[Start SUPPLIED MATERIAL]

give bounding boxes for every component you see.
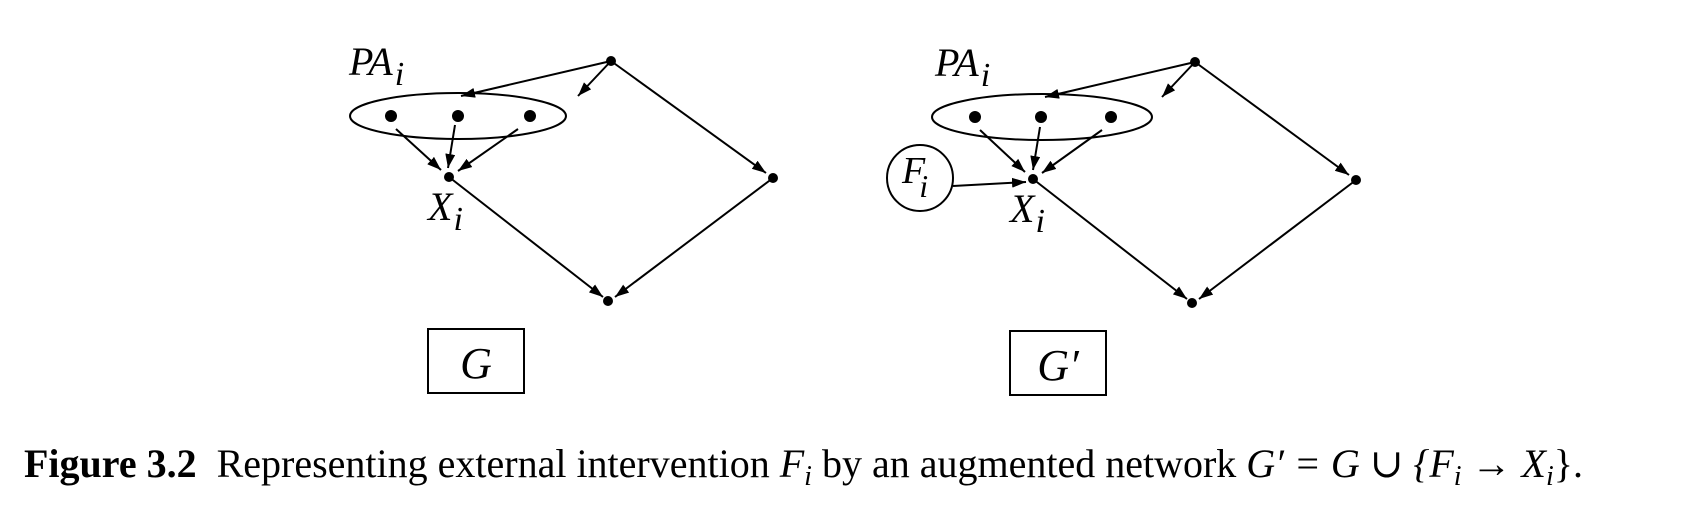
diagram-g-labels: PAi Xi G: [348, 39, 492, 388]
diagram-g-prime: [886, 57, 1361, 396]
node-right: [1351, 175, 1361, 185]
node-xi-label: Xi: [1008, 186, 1045, 240]
edge-top-to-right: [610, 60, 767, 174]
parent-set-label: PAi: [934, 40, 990, 94]
parent-set-ellipse: [349, 92, 567, 140]
graph-name: G′: [1037, 341, 1080, 390]
figure-caption: Figure 3.2 Representing external interven…: [24, 440, 1684, 491]
node-right: [768, 173, 778, 183]
caption-formula-f: F: [1429, 441, 1454, 486]
edge-top-to-parent: [1161, 61, 1196, 98]
diagram-g-prime-labels: PAi Fi Xi G′: [901, 40, 1080, 390]
edge-parent-to-x: [457, 128, 519, 172]
edge-parent-to-x: [979, 129, 1026, 173]
edge-x-to-bottom: [1032, 178, 1188, 300]
node-parent-3: [1105, 111, 1117, 123]
edge-parent-to-x: [1030, 126, 1041, 171]
intervention-node-circle: [886, 144, 954, 212]
caption-formula-end: }.: [1553, 441, 1583, 486]
caption-formula-f-sub: i: [1453, 461, 1462, 492]
graph-name-box: [1009, 330, 1107, 396]
node-xi-label: Xi: [426, 184, 463, 238]
caption-formula-lhs: G′ = G ∪ {: [1246, 441, 1430, 486]
caption-formula-x: X: [1521, 441, 1546, 486]
caption-text-1: Representing external intervention: [216, 441, 770, 486]
parent-set-ellipse: [931, 93, 1153, 141]
edge-parent-to-x: [395, 128, 442, 171]
edge-top-to-parent: [1044, 61, 1196, 99]
caption-formula-arrow: →: [1461, 441, 1522, 486]
graph-name-box: [427, 328, 525, 394]
node-xi: [444, 172, 454, 182]
caption-formula-x-sub: i: [1545, 461, 1554, 492]
parent-set-label: PAi: [348, 39, 404, 93]
caption-text-2: by an augmented network: [821, 441, 1237, 486]
edge-right-to-bottom: [614, 177, 774, 298]
edge-top-to-parent: [460, 60, 612, 98]
node-parent-1: [969, 111, 981, 123]
node-xi: [1028, 174, 1038, 184]
edge-parent-to-x: [1041, 129, 1103, 174]
node-top: [606, 56, 616, 66]
node-top: [1190, 57, 1200, 67]
node-bottom: [603, 296, 613, 306]
edge-parent-to-x: [445, 124, 456, 169]
intervention-label: Fi: [901, 150, 928, 204]
diagram-g: [349, 56, 778, 394]
edge-top-to-right: [1194, 61, 1350, 176]
edge-x-to-bottom: [448, 176, 604, 298]
node-parent-2: [452, 110, 464, 122]
node-parent-2: [1035, 111, 1047, 123]
node-bottom: [1187, 298, 1197, 308]
graph-name: G: [460, 339, 492, 388]
node-parent-1: [385, 110, 397, 122]
figure-number: Figure 3.2: [24, 441, 197, 486]
caption-f-var: F: [779, 441, 805, 486]
edge-top-to-parent: [577, 60, 612, 97]
caption-f-sub: i: [804, 461, 812, 492]
edge-right-to-bottom: [1198, 179, 1357, 300]
edge-f-to-x: [952, 177, 1027, 188]
node-parent-3: [524, 110, 536, 122]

[End SUPPLIED MATERIAL]

### REQUIRED WORK
Can you turn the lines above into a Markdown table with a Row column for the number and a Line column for the text, skipping blank lines and leaving out the pictures?

### RESPONSE
| Row | Line |
|---|---|
| 1 | give bounding boxes for every component you see. |
| 2 | diagram-g-labels: PAi Xi G: [348, 39, 492, 388] |
| 3 | diagram-g-prime: [886, 57, 1361, 396] |
| 4 | node-right: [1351, 175, 1361, 185] |
| 5 | node-xi-label: Xi: [1008, 186, 1045, 240] |
| 6 | edge-top-to-right: [610, 60, 767, 174] |
| 7 | parent-set-label: PAi: [934, 40, 990, 94] |
| 8 | parent-set-ellipse: [349, 92, 567, 140] |
| 9 | graph-name: G′: [1037, 341, 1080, 390] |
| 10 | figure-caption: Figure 3.2 Representing external interven…: [24, 440, 1684, 491] |
| 11 | node-right: [768, 173, 778, 183] |
| 12 | caption-formula-f: F: [1429, 441, 1454, 486] |
| 13 | edge-top-to-parent: [1161, 61, 1196, 98] |
| 14 | diagram-g-prime-labels: PAi Fi Xi G′: [901, 40, 1080, 390] |
| 15 | edge-parent-to-x: [457, 128, 519, 172] |
| 16 | edge-parent-to-x: [979, 129, 1026, 173] |
| 17 | edge-x-to-bottom: [1032, 178, 1188, 300] |
| 18 | node-parent-3: [1105, 111, 1117, 123] |
| 19 | edge-parent-to-x: [1030, 126, 1041, 171] |
| 20 | intervention-node-circle: [886, 144, 954, 212] |
| 21 | caption-formula-end: }.: [1553, 441, 1583, 486] |
| 22 | caption-formula-f-sub: i: [1453, 461, 1462, 492] |
| 23 | graph-name-box: [1009, 330, 1107, 396] |
| 24 | node-xi-label: Xi: [426, 184, 463, 238] |
| 25 | caption-formula-lhs: G′ = G ∪ {: [1246, 441, 1430, 486] |
| 26 | caption-formula-x: X: [1521, 441, 1546, 486] |
| 27 | caption-text-1: Representing external intervention: [216, 441, 770, 486] |
| 28 | parent-set-ellipse: [931, 93, 1153, 141] |
| 29 | edge-parent-to-x: [395, 128, 442, 171] |
| 30 | edge-top-to-parent: [1044, 61, 1196, 99] |
| 31 | caption-formula-arrow: →: [1461, 441, 1522, 486] |
| 32 | graph-name-box: [427, 328, 525, 394] |
| 33 | node-xi: [444, 172, 454, 182] |
| 34 | caption-formula-x-sub: i: [1545, 461, 1554, 492] |
| 35 | parent-set-label: PAi: [348, 39, 404, 93] |
| 36 | caption-text-2: by an augmented network: [821, 441, 1237, 486] |
| 37 | edge-right-to-bottom: [614, 177, 774, 298] |
| 38 | edge-top-to-parent: [460, 60, 612, 98] |
| 39 | node-parent-1: [969, 111, 981, 123] |
| 40 | node-xi: [1028, 174, 1038, 184] |
| 41 | edge-parent-to-x: [1041, 129, 1103, 174] |
| 42 | node-top: [606, 56, 616, 66] |
| 43 | node-top: [1190, 57, 1200, 67] |
| 44 | node-bottom: [603, 296, 613, 306] |
| 45 | edge-parent-to-x: [445, 124, 456, 169] |
| 46 | intervention-label: Fi: [901, 150, 928, 204] |
| 47 | diagram-g: [349, 56, 778, 394] |
| 48 | edge-top-to-right: [1194, 61, 1350, 176] |
| 49 | edge-x-to-bottom: [448, 176, 604, 298] |
| 50 | node-parent-2: [452, 110, 464, 122] |
| 51 | node-parent-2: [1035, 111, 1047, 123] |
| 52 | node-bottom: [1187, 298, 1197, 308] |
| 53 | graph-name: G: [460, 339, 492, 388] |
| 54 | node-parent-1: [385, 110, 397, 122] |
| 55 | figure-number: Figure 3.2: [24, 441, 197, 486] |
| 56 | caption-f-var: F: [779, 441, 805, 486] |
| 57 | edge-top-to-parent: [577, 60, 612, 97] |
| 58 | caption-f-sub: i: [804, 461, 812, 492] |
| 59 | edge-right-to-bottom: [1198, 179, 1357, 300] |
| 60 | edge-f-to-x: [952, 177, 1027, 188] |
| 61 | node-parent-3: [524, 110, 536, 122] |